PROMPT> Restate the full set of records exactly, without adding or dropping a word.

DATASET>
========================================================================

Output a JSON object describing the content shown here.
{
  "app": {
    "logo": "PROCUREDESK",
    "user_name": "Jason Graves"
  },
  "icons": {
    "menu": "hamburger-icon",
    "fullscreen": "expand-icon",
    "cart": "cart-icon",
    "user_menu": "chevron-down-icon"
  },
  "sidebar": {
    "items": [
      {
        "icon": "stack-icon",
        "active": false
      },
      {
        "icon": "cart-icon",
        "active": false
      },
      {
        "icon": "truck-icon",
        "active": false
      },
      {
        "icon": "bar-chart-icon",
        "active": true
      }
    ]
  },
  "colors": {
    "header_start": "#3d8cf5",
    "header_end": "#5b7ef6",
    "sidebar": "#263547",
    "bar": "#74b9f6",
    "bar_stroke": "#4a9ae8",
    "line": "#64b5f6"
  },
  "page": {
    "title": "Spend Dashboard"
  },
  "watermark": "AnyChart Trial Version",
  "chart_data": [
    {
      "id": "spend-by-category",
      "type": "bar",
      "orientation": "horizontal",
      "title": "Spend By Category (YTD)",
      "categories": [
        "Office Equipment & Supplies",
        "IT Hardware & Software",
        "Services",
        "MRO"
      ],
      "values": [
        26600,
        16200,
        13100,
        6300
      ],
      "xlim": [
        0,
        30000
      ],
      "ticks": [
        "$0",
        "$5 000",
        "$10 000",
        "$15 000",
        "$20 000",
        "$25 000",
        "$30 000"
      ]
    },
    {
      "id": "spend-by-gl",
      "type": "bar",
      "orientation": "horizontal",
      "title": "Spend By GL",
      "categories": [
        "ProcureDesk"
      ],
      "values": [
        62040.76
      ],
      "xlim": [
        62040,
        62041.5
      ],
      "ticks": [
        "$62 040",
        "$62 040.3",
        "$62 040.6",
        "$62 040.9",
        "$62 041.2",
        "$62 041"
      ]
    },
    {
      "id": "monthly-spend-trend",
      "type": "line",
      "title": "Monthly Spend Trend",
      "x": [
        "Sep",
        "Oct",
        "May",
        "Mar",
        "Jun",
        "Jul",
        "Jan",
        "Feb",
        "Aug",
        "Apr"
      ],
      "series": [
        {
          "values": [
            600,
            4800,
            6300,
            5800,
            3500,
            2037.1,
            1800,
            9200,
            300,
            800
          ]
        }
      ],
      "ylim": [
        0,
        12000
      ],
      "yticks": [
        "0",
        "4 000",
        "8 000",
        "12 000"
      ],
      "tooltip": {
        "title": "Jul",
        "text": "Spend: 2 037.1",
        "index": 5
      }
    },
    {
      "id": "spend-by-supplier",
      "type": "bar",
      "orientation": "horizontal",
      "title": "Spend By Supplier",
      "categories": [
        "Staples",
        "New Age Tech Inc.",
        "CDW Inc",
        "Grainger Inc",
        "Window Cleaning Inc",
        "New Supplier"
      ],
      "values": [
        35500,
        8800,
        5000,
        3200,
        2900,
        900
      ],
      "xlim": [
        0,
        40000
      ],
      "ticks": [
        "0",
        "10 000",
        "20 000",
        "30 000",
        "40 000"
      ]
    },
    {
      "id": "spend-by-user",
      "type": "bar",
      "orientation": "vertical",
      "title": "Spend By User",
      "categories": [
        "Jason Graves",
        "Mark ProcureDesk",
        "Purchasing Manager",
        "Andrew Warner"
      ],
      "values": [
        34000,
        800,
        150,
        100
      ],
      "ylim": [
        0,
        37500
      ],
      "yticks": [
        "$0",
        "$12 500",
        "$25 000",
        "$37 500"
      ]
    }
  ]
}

========================================================================

CORRECT RESPONSE>
Output a JSON object describing the content shown here.
{
  "app": {
    "logo": "PROCUREDESK",
    "user_name": "Jason Graves"
  },
  "icons": {
    "menu": "hamburger-icon",
    "fullscreen": "expand-icon",
    "cart": "cart-icon",
    "user_menu": "chevron-down-icon"
  },
  "sidebar": {
    "items": [
      {
        "icon": "stack-icon",
        "active": false
      },
      {
        "icon": "cart-icon",
        "active": false
      },
      {
        "icon": "truck-icon",
        "active": false
      },
      {
        "icon": "bar-chart-icon",
        "active": true
      }
    ]
  },
  "colors": {
    "header_start": "#3d8cf5",
    "header_end": "#5b7ef6",
    "sidebar": "#263547",
    "bar": "#74b9f6",
    "bar_stroke": "#4a9ae8",
    "line": "#64b5f6"
  },
  "page": {
    "title": "Spend Dashboard"
  },
  "watermark": "AnyChart Trial Version",
  "chart_data": [
    {
      "id": "spend-by-category",
      "type": "bar",
      "orientation": "horizontal",
      "title": "Spend By Category (YTD)",
      "categories": [
        "Office Equipment & Supplies",
        "IT Hardware & Software",
        "Services",
        "MRO"
      ],
      "values": [
        26600,
        16200,
        13100,
        6300
      ],
      "xlim": [
        0,
        30000
      ],
      "ticks": [
        "$0",
        "$5 000",
        "$10 000",
        "$15 000",
        "$20 000",
        "$25 000",
        "$30 000"
      ]
    },
    {
      "id": "spend-by-gl",
      "type": "bar",
      "orientation": "horizontal",
      "title": "Spend By GL",
      "categories": [
        "ProcureDesk"
      ],
      "values": [
        62040.76
      ],
      "xlim": [
        62040,
        62041.5
      ],
      "ticks": [
        "$62 040",
        "$62 040.3",
        "$62 040.6",
        "$62 040.9",
        "$62 041.2",
        "$62 041"
      ]
    },
    {
      "id": "monthly-spend-trend",
      "type": "line",
      "title": "Monthly Spend Trend",
      "x": [
        "Sep",
        "Oct",
        "May",
        "Mar",
        "Jun",
        "Jul",
        "Jan",
        "Feb",
        "Aug",
        "Apr"
      ],
      "series": [
        {
          "values": [
            600,
            4800,
            6300,
            5800,
            3500,
            2037.1,
            1800,
            9200,
            300,
            800
          ]
        }
      ],
      "ylim": [
        0,
        12000
      ],
      "yticks": [
        "0",
        "4 000",
        "8 000",
        "12 000"
      ],
      "tooltip": {
        "title": "Jul",
        "text": "Spend: 2 037.1",
        "index": 5
      }
    },
    {
      "id": "spend-by-supplier",
      "type": "bar",
      "orientation": "horizontal",
      "title": "Spend By Supplier",
      "categories": [
        "Staples",
        "New Age Tech Inc.",
        "CDW Inc",
        "Grainger Inc",
        "Window Cleaning Inc",
        "New Supplier"
      ],
      "values": [
        35500,
        8800,
        5000,
        3200,
        2900,
        900
      ],
      "xlim": [
        0,
        40000
      ],
      "ticks": [
        "0",
        "10 000",
        "20 000",
        "30 000",
        "40 000"
      ]
    },
    {
      "id": "spend-by-user",
      "type": "bar",
      "orientation": "vertical",
      "title": "Spend By User",
      "categories": [
        "Jason Graves",
        "Mark ProcureDesk",
        "Purchasing Manager",
        "Andrew Warner"
      ],
      "values": [
        34000,
        800,
        150,
        100
      ],
      "ylim": [
        0,
        37500
      ],
      "yticks": [
        "$0",
        "$12 500",
        "$25 000",
        "$37 500"
      ]
    }
  ]
}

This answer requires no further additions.